### Exercise
Output the full material exactly as it appears here.

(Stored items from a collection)
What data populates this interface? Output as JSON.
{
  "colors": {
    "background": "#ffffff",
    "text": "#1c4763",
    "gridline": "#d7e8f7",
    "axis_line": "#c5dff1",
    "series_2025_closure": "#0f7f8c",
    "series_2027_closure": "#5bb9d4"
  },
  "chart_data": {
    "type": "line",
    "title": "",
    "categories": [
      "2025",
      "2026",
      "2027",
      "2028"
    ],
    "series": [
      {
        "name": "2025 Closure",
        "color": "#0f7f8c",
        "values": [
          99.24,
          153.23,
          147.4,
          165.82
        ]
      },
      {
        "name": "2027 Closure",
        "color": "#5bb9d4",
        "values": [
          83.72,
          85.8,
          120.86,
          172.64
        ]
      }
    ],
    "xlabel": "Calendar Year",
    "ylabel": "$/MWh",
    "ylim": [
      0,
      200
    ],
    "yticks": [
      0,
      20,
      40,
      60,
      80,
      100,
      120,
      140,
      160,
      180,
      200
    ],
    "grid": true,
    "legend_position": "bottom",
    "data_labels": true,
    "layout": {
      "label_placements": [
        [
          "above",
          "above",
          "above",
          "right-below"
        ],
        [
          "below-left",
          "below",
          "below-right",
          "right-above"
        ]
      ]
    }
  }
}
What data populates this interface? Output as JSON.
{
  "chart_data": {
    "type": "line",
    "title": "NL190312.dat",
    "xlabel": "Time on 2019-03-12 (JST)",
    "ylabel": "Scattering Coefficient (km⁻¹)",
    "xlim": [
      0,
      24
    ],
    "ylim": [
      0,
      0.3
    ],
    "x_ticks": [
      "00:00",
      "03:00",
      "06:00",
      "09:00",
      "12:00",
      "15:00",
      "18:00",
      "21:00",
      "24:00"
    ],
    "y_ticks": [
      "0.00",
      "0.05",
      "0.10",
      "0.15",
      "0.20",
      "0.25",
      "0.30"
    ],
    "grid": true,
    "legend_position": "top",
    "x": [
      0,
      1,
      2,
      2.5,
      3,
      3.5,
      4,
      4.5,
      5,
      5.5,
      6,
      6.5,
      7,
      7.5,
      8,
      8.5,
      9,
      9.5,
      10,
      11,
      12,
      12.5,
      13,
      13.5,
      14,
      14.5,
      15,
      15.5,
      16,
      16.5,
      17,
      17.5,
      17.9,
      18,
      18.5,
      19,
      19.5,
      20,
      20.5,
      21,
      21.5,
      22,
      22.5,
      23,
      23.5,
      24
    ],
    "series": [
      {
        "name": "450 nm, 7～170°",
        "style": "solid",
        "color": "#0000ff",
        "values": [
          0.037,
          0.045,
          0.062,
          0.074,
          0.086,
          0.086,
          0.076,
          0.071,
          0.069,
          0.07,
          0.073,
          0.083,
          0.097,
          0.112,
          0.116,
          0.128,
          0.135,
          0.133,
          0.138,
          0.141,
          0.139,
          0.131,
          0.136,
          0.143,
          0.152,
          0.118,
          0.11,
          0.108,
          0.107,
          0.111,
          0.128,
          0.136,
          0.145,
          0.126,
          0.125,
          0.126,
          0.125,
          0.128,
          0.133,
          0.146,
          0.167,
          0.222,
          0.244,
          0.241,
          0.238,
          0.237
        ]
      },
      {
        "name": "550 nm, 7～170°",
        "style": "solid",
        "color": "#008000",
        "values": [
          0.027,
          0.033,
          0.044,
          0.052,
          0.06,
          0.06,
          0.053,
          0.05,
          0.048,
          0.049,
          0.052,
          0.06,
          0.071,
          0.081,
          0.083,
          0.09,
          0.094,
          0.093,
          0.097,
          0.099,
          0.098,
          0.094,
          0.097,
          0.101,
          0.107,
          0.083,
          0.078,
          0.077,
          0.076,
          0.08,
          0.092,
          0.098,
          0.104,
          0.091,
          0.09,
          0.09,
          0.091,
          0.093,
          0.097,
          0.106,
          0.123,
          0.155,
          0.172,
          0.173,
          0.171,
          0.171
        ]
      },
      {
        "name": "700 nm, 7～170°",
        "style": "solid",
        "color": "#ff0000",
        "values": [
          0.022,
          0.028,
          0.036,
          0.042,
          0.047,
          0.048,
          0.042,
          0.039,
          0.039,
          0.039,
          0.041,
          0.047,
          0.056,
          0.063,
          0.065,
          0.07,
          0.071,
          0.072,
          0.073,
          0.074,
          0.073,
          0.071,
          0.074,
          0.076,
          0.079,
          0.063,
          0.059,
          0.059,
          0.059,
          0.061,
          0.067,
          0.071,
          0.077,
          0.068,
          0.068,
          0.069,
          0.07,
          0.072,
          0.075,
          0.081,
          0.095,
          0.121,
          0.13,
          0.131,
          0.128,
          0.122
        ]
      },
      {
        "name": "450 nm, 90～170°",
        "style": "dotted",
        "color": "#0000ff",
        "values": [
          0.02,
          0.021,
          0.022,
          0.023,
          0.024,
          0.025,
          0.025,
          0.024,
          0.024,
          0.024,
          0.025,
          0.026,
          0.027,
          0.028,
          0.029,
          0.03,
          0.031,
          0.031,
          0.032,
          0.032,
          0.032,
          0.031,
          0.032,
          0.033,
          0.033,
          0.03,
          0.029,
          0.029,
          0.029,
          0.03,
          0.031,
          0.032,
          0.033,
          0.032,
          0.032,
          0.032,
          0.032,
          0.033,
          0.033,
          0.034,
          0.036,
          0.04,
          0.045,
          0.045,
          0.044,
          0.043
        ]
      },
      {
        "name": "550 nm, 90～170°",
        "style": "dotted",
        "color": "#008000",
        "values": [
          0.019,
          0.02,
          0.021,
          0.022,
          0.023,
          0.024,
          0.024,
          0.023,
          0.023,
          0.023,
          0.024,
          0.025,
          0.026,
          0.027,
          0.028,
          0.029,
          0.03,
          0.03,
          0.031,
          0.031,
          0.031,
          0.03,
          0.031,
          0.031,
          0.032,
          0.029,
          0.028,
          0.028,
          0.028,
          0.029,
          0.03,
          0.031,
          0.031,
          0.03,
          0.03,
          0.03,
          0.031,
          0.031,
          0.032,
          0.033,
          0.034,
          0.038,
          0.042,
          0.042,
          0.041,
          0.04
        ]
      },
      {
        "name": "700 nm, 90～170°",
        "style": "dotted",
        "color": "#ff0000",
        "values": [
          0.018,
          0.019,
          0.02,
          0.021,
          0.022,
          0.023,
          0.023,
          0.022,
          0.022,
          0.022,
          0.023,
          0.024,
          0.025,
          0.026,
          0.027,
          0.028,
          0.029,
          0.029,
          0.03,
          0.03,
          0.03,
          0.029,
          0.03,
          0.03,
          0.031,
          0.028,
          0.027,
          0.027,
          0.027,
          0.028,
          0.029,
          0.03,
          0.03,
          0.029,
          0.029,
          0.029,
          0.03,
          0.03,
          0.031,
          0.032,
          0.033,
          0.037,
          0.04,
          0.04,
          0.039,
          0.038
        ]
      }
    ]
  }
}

### Result
What data populates this interface? Output as JSON.
{
  "colors": {
    "background": "#ffffff",
    "text": "#1c4763",
    "gridline": "#d7e8f7",
    "axis_line": "#c5dff1",
    "series_2025_closure": "#0f7f8c",
    "series_2027_closure": "#5bb9d4"
  },
  "chart_data": {
    "type": "line",
    "title": "",
    "categories": [
      "2025",
      "2026",
      "2027",
      "2028"
    ],
    "series": [
      {
        "name": "2025 Closure",
        "color": "#0f7f8c",
        "values": [
          99.24,
          153.23,
          147.4,
          165.82
        ]
      },
      {
        "name": "2027 Closure",
        "color": "#5bb9d4",
        "values": [
          83.72,
          85.8,
          120.86,
          172.64
        ]
      }
    ],
    "xlabel": "Calendar Year",
    "ylabel": "$/MWh",
    "ylim": [
      0,
      200
    ],
    "yticks": [
      0,
      20,
      40,
      60,
      80,
      100,
      120,
      140,
      160,
      180,
      200
    ],
    "grid": true,
    "legend_position": "bottom",
    "data_labels": true,
    "layout": {
      "label_placements": [
        [
          "above",
          "above",
          "above",
          "right-below"
        ],
        [
          "below-left",
          "below",
          "below-right",
          "right-above"
        ]
      ]
    }
  }
}
What data populates this interface? Output as JSON.
{
  "chart_data": {
    "type": "line",
    "title": "NL190312.dat",
    "xlabel": "Time on 2019-03-12 (JST)",
    "ylabel": "Scattering Coefficient (km⁻¹)",
    "xlim": [
      0,
      24
    ],
    "ylim": [
      0,
      0.3
    ],
    "x_ticks": [
      "00:00",
      "03:00",
      "06:00",
      "09:00",
      "12:00",
      "15:00",
      "18:00",
      "21:00",
      "24:00"
    ],
    "y_ticks": [
      "0.00",
      "0.05",
      "0.10",
      "0.15",
      "0.20",
      "0.25",
      "0.30"
    ],
    "grid": true,
    "legend_position": "top",
    "x": [
      0,
      1,
      2,
      2.5,
      3,
      3.5,
      4,
      4.5,
      5,
      5.5,
      6,
      6.5,
      7,
      7.5,
      8,
      8.5,
      9,
      9.5,
      10,
      11,
      12,
      12.5,
      13,
      13.5,
      14,
      14.5,
      15,
      15.5,
      16,
      16.5,
      17,
      17.5,
      17.9,
      18,
      18.5,
      19,
      19.5,
      20,
      20.5,
      21,
      21.5,
      22,
      22.5,
      23,
      23.5,
      24
    ],
    "series": [
      {
        "name": "450 nm, 7～170°",
        "style": "solid",
        "color": "#0000ff",
        "values": [
          0.037,
          0.045,
          0.062,
          0.074,
          0.086,
          0.086,
          0.076,
          0.071,
          0.069,
          0.07,
          0.073,
          0.083,
          0.097,
          0.112,
          0.116,
          0.128,
          0.135,
          0.133,
          0.138,
          0.141,
          0.139,
          0.131,
          0.136,
          0.143,
          0.152,
          0.118,
          0.11,
          0.108,
          0.107,
          0.111,
          0.128,
          0.136,
          0.145,
          0.126,
          0.125,
          0.126,
          0.125,
          0.128,
          0.133,
          0.146,
          0.167,
          0.222,
          0.244,
          0.241,
          0.238,
          0.237
        ]
      },
      {
        "name": "550 nm, 7～170°",
        "style": "solid",
        "color": "#008000",
        "values": [
          0.027,
          0.033,
          0.044,
          0.052,
          0.06,
          0.06,
          0.053,
          0.05,
          0.048,
          0.049,
          0.052,
          0.06,
          0.071,
          0.081,
          0.083,
          0.09,
          0.094,
          0.093,
          0.097,
          0.099,
          0.098,
          0.094,
          0.097,
          0.101,
          0.107,
          0.083,
          0.078,
          0.077,
          0.076,
          0.08,
          0.092,
          0.098,
          0.104,
          0.091,
          0.09,
          0.09,
          0.091,
          0.093,
          0.097,
          0.106,
          0.123,
          0.155,
          0.172,
          0.173,
          0.171,
          0.171
        ]
      },
      {
        "name": "700 nm, 7～170°",
        "style": "solid",
        "color": "#ff0000",
        "values": [
          0.022,
          0.028,
          0.036,
          0.042,
          0.047,
          0.048,
          0.042,
          0.039,
          0.039,
          0.039,
          0.041,
          0.047,
          0.056,
          0.063,
          0.065,
          0.07,
          0.071,
          0.072,
          0.073,
          0.074,
          0.073,
          0.071,
          0.074,
          0.076,
          0.079,
          0.063,
          0.059,
          0.059,
          0.059,
          0.061,
          0.067,
          0.071,
          0.077,
          0.068,
          0.068,
          0.069,
          0.07,
          0.072,
          0.075,
          0.081,
          0.095,
          0.121,
          0.13,
          0.131,
          0.128,
          0.122
        ]
      },
      {
        "name": "450 nm, 90～170°",
        "style": "dotted",
        "color": "#0000ff",
        "values": [
          0.02,
          0.021,
          0.022,
          0.023,
          0.024,
          0.025,
          0.025,
          0.024,
          0.024,
          0.024,
          0.025,
          0.026,
          0.027,
          0.028,
          0.029,
          0.03,
          0.031,
          0.031,
          0.032,
          0.032,
          0.032,
          0.031,
          0.032,
          0.033,
          0.033,
          0.03,
          0.029,
          0.029,
          0.029,
          0.03,
          0.031,
          0.032,
          0.033,
          0.032,
          0.032,
          0.032,
          0.032,
          0.033,
          0.033,
          0.034,
          0.036,
          0.04,
          0.045,
          0.045,
          0.044,
          0.043
        ]
      },
      {
        "name": "550 nm, 90～170°",
        "style": "dotted",
        "color": "#008000",
        "values": [
          0.019,
          0.02,
          0.021,
          0.022,
          0.023,
          0.024,
          0.024,
          0.023,
          0.023,
          0.023,
          0.024,
          0.025,
          0.026,
          0.027,
          0.028,
          0.029,
          0.03,
          0.03,
          0.031,
          0.031,
          0.031,
          0.03,
          0.031,
          0.031,
          0.032,
          0.029,
          0.028,
          0.028,
          0.028,
          0.029,
          0.03,
          0.031,
          0.031,
          0.03,
          0.03,
          0.03,
          0.031,
          0.031,
          0.032,
          0.033,
          0.034,
          0.038,
          0.042,
          0.042,
          0.041,
          0.04
        ]
      },
      {
        "name": "700 nm, 90～170°",
        "style": "dotted",
        "color": "#ff0000",
        "values": [
          0.018,
          0.019,
          0.02,
          0.021,
          0.022,
          0.023,
          0.023,
          0.022,
          0.022,
          0.022,
          0.023,
          0.024,
          0.025,
          0.026,
          0.027,
          0.028,
          0.029,
          0.029,
          0.03,
          0.03,
          0.03,
          0.029,
          0.03,
          0.03,
          0.031,
          0.028,
          0.027,
          0.027,
          0.027,
          0.028,
          0.029,
          0.03,
          0.03,
          0.029,
          0.029,
          0.029,
          0.03,
          0.03,
          0.031,
          0.032,
          0.033,
          0.037,
          0.04,
          0.04,
          0.039,
          0.038
        ]
      }
    ]
  }
}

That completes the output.